## Required task
Every record must be repeated exactly, with no omission.
= = =
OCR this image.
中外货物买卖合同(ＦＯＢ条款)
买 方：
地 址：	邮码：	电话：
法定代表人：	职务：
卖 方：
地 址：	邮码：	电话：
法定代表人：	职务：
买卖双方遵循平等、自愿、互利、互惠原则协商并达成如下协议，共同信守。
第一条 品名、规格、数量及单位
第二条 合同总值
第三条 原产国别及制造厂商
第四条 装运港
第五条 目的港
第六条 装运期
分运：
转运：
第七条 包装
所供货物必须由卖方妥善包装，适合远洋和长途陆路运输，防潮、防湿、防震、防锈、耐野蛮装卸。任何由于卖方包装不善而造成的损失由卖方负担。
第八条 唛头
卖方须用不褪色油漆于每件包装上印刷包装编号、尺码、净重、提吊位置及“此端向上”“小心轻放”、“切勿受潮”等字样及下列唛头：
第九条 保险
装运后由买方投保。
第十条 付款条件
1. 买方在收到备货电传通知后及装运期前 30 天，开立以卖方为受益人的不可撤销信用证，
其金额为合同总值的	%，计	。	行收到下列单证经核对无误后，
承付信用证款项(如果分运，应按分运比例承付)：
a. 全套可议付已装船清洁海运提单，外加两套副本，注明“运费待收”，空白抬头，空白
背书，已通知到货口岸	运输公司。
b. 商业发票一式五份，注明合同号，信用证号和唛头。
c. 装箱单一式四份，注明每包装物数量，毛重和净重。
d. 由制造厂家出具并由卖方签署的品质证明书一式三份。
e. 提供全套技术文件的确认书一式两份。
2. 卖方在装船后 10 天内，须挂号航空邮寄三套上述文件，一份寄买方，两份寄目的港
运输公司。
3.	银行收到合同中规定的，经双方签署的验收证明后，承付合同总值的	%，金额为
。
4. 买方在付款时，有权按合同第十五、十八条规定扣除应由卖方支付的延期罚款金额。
= = =
## Exercise solution
OCR this image.
中外货物买卖合同(ＦＯＢ条款)
买 方：
地 址：	邮码：	电话：
法定代表人：	职务：
卖 方：
地 址：	邮码：	电话：
法定代表人：	职务：
买卖双方遵循平等、自愿、互利、互惠原则协商并达成如下协议，共同信守。
第一条 品名、规格、数量及单位
第二条 合同总值
第三条 原产国别及制造厂商
第四条 装运港
第五条 目的港
第六条 装运期
分运：
转运：
第七条 包装
所供货物必须由卖方妥善包装，适合远洋和长途陆路运输，防潮、防湿、防震、防锈、耐野蛮装卸。任何由于卖方包装不善而造成的损失由卖方负担。
第八条 唛头
卖方须用不褪色油漆于每件包装上印刷包装编号、尺码、净重、提吊位置及“此端向上”“小心轻放”、“切勿受潮”等字样及下列唛头：
第九条 保险
装运后由买方投保。
第十条 付款条件
1. 买方在收到备货电传通知后及装运期前 30 天，开立以卖方为受益人的不可撤销信用证，
其金额为合同总值的	%，计	。	行收到下列单证经核对无误后，
承付信用证款项(如果分运，应按分运比例承付)：
a. 全套可议付已装船清洁海运提单，外加两套副本，注明“运费待收”，空白抬头，空白
背书，已通知到货口岸	运输公司。
b. 商业发票一式五份，注明合同号，信用证号和唛头。
c. 装箱单一式四份，注明每包装物数量，毛重和净重。
d. 由制造厂家出具并由卖方签署的品质证明书一式三份。
e. 提供全套技术文件的确认书一式两份。
2. 卖方在装船后 10 天内，须挂号航空邮寄三套上述文件，一份寄买方，两份寄目的港
运输公司。
3.	银行收到合同中规定的，经双方签署的验收证明后，承付合同总值的	%，金额为
。
4. 买方在付款时，有权按合同第十五、十八条规定扣除应由卖方支付的延期罚款金额。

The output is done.